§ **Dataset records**

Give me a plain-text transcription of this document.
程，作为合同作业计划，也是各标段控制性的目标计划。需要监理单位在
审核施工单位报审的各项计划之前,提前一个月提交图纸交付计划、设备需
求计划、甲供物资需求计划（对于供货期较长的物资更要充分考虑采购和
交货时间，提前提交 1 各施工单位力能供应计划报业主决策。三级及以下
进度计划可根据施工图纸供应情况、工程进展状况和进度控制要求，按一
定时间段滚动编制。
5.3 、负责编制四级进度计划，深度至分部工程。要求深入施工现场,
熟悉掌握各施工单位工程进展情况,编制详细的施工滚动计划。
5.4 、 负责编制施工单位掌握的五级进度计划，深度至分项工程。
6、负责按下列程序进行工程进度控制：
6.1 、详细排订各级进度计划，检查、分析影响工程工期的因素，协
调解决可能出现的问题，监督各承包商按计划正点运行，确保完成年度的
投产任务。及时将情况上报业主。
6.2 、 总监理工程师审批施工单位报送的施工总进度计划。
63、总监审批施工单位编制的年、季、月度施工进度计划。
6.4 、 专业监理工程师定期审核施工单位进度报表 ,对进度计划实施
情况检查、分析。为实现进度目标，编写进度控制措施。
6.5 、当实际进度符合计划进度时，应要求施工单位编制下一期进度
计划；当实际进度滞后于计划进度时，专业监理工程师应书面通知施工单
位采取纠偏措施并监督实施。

§ **Required task**
Copy out the data shown above without altering anything.

§ **Correct result**
Give me a plain-text transcription of this document.
程，作为合同作业计划，也是各标段控制性的目标计划。需要监理单位在
审核施工单位报审的各项计划之前,提前一个月提交图纸交付计划、设备需
求计划、甲供物资需求计划（对于供货期较长的物资更要充分考虑采购和
交货时间，提前提交 1 各施工单位力能供应计划报业主决策。三级及以下
进度计划可根据施工图纸供应情况、工程进展状况和进度控制要求，按一
定时间段滚动编制。
5.3 、负责编制四级进度计划，深度至分部工程。要求深入施工现场,
熟悉掌握各施工单位工程进展情况,编制详细的施工滚动计划。
5.4 、 负责编制施工单位掌握的五级进度计划，深度至分项工程。
6、负责按下列程序进行工程进度控制：
6.1 、详细排订各级进度计划，检查、分析影响工程工期的因素，协
调解决可能出现的问题，监督各承包商按计划正点运行，确保完成年度的
投产任务。及时将情况上报业主。
6.2 、 总监理工程师审批施工单位报送的施工总进度计划。
63、总监审批施工单位编制的年、季、月度施工进度计划。
6.4 、 专业监理工程师定期审核施工单位进度报表 ,对进度计划实施
情况检查、分析。为实现进度目标，编写进度控制措施。
6.5 、当实际进度符合计划进度时，应要求施工单位编制下一期进度
计划；当实际进度滞后于计划进度时，专业监理工程师应书面通知施工单
位采取纠偏措施并监督实施。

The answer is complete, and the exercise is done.